- [Records]

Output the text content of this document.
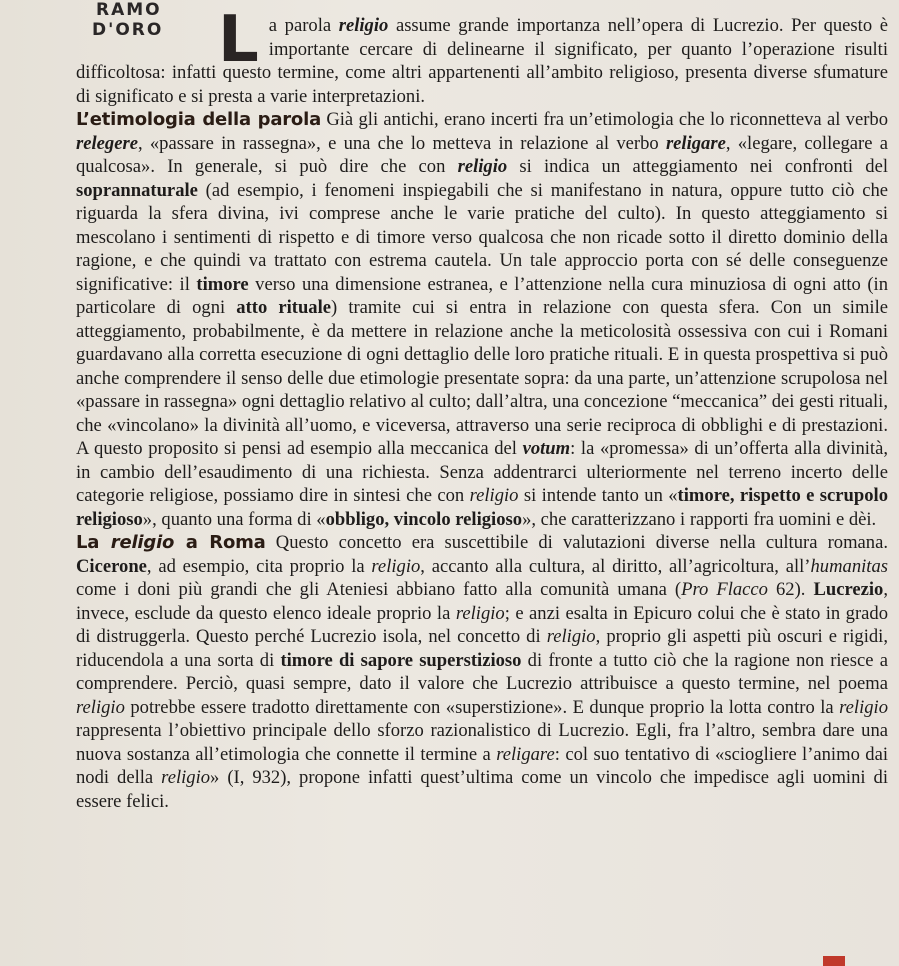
RAMO
D'ORO La parola religio assume grande importanza nell’opera di Lucrezio. Per questo è importante cercare di delinearne il significato, per quanto l’operazione risulti difficoltosa: infatti questo termine, come altri appartenenti all’ambito religioso, presenta diverse sfumature di significato e si presta a varie interpretazioni.

L’etimologia della parola Già gli antichi, erano incerti fra un’etimologia che lo riconnetteva al verbo relegere, «passare in rassegna», e una che lo metteva in relazione al verbo religare, «legare, collegare a qualcosa». In generale, si può dire che con religio si indica un atteggiamento nei confronti del soprannaturale (ad esempio, i fenomeni inspiegabili che si manifestano in natura, oppure tutto ciò che riguarda la sfera divina, ivi comprese anche le varie pratiche del culto). In questo atteggiamento si mescolano i sentimenti di rispetto e di timore verso qualcosa che non ricade sotto il diretto dominio della ragione, e che quindi va trattato con estrema cautela. Un tale approccio porta con sé delle conseguenze significative: il timore verso una dimensione estranea, e l’attenzione nella cura minuziosa di ogni atto (in particolare di ogni atto rituale) tramite cui si entra in relazione con questa sfera. Con un simile atteggiamento, probabilmente, è da mettere in relazione anche la meticolosità ossessiva con cui i Romani guardavano alla corretta esecuzione di ogni dettaglio delle loro pratiche rituali. E in questa prospettiva si può anche comprendere il senso delle due etimologie presentate sopra: da una parte, un’attenzione scrupolosa nel «passare in rassegna» ogni dettaglio relativo al culto; dall’altra, una concezione “meccanica” dei gesti rituali, che «vincolano» la divinità all’uomo, e viceversa, attraverso una serie reciproca di obblighi e di prestazioni. A questo proposito si pensi ad esempio alla meccanica del votum: la «promessa» di un’offerta alla divinità, in cambio dell’esaudimento di una richiesta. Senza addentrarci ulteriormente nel terreno incerto delle categorie religiose, possiamo dire in sintesi che con religio si intende tanto un «timore, rispetto e scrupolo religioso», quanto una forma di «obbligo, vincolo religioso», che caratterizzano i rapporti fra uomini e dèi.

La religio a Roma Questo concetto era suscettibile di valutazioni diverse nella cultura romana. Cicerone, ad esempio, cita proprio la religio, accanto alla cultura, al diritto, all’agricoltura, all’humanitas come i doni più grandi che gli Ateniesi abbiano fatto alla comunità umana (Pro Flacco 62). Lucrezio, invece, esclude da questo elenco ideale proprio la religio; e anzi esalta in Epicuro colui che è stato in grado di distruggerla. Questo perché Lucrezio isola, nel concetto di religio, proprio gli aspetti più oscuri e rigidi, riducendola a una sorta di timore di sapore superstizioso di fronte a tutto ciò che la ragione non riesce a comprendere. Perciò, quasi sempre, dato il valore che Lucrezio attribuisce a questo termine, nel poema religio potrebbe essere tradotto direttamente con «superstizione». E dunque proprio la lotta contro la religio rappresenta l’obiettivo principale dello sforzo razionalistico di Lucrezio. Egli, fra l’altro, sembra dare una nuova sostanza all’etimologia che connette il termine a religare: col suo tentativo di «sciogliere l’animo dai nodi della religio» (I, 932), propone infatti quest’ultima come un vincolo che impedisce agli uomini di essere felici.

- [Exercise] Please write out all the data again word for word, but not the pictures.

- [The solution]
Output the text content of this document.
RAMO
D'ORO La parola religio assume grande importanza nell’opera di Lucrezio. Per questo è importante cercare di delinearne il significato, per quanto l’operazione risulti difficoltosa: infatti questo termine, come altri appartenenti all’ambito religioso, presenta diverse sfumature di significato e si presta a varie interpretazioni.

L’etimologia della parola Già gli antichi, erano incerti fra un’etimologia che lo riconnetteva al verbo relegere, «passare in rassegna», e una che lo metteva in relazione al verbo religare, «legare, collegare a qualcosa». In generale, si può dire che con religio si indica un atteggiamento nei confronti del soprannaturale (ad esempio, i fenomeni inspiegabili che si manifestano in natura, oppure tutto ciò che riguarda la sfera divina, ivi comprese anche le varie pratiche del culto). In questo atteggiamento si mescolano i sentimenti di rispetto e di timore verso qualcosa che non ricade sotto il diretto dominio della ragione, e che quindi va trattato con estrema cautela. Un tale approccio porta con sé delle conseguenze significative: il timore verso una dimensione estranea, e l’attenzione nella cura minuziosa di ogni atto (in particolare di ogni atto rituale) tramite cui si entra in relazione con questa sfera. Con un simile atteggiamento, probabilmente, è da mettere in relazione anche la meticolosità ossessiva con cui i Romani guardavano alla corretta esecuzione di ogni dettaglio delle loro pratiche rituali. E in questa prospettiva si può anche comprendere il senso delle due etimologie presentate sopra: da una parte, un’attenzione scrupolosa nel «passare in rassegna» ogni dettaglio relativo al culto; dall’altra, una concezione “meccanica” dei gesti rituali, che «vincolano» la divinità all’uomo, e viceversa, attraverso una serie reciproca di obblighi e di prestazioni. A questo proposito si pensi ad esempio alla meccanica del votum: la «promessa» di un’offerta alla divinità, in cambio dell’esaudimento di una richiesta. Senza addentrarci ulteriormente nel terreno incerto delle categorie religiose, possiamo dire in sintesi che con religio si intende tanto un «timore, rispetto e scrupolo religioso», quanto una forma di «obbligo, vincolo religioso», che caratterizzano i rapporti fra uomini e dèi.

La religio a Roma Questo concetto era suscettibile di valutazioni diverse nella cultura romana. Cicerone, ad esempio, cita proprio la religio, accanto alla cultura, al diritto, all’agricoltura, all’humanitas come i doni più grandi che gli Ateniesi abbiano fatto alla comunità umana (Pro Flacco 62). Lucrezio, invece, esclude da questo elenco ideale proprio la religio; e anzi esalta in Epicuro colui che è stato in grado di distruggerla. Questo perché Lucrezio isola, nel concetto di religio, proprio gli aspetti più oscuri e rigidi, riducendola a una sorta di timore di sapore superstizioso di fronte a tutto ciò che la ragione non riesce a comprendere. Perciò, quasi sempre, dato il valore che Lucrezio attribuisce a questo termine, nel poema religio potrebbe essere tradotto direttamente con «superstizione». E dunque proprio la lotta contro la religio rappresenta l’obiettivo principale dello sforzo razionalistico di Lucrezio. Egli, fra l’altro, sembra dare una nuova sostanza all’etimologia che connette il termine a religare: col suo tentativo di «sciogliere l’animo dai nodi della religio» (I, 932), propone infatti quest’ultima come un vincolo che impedisce agli uomini di essere felici.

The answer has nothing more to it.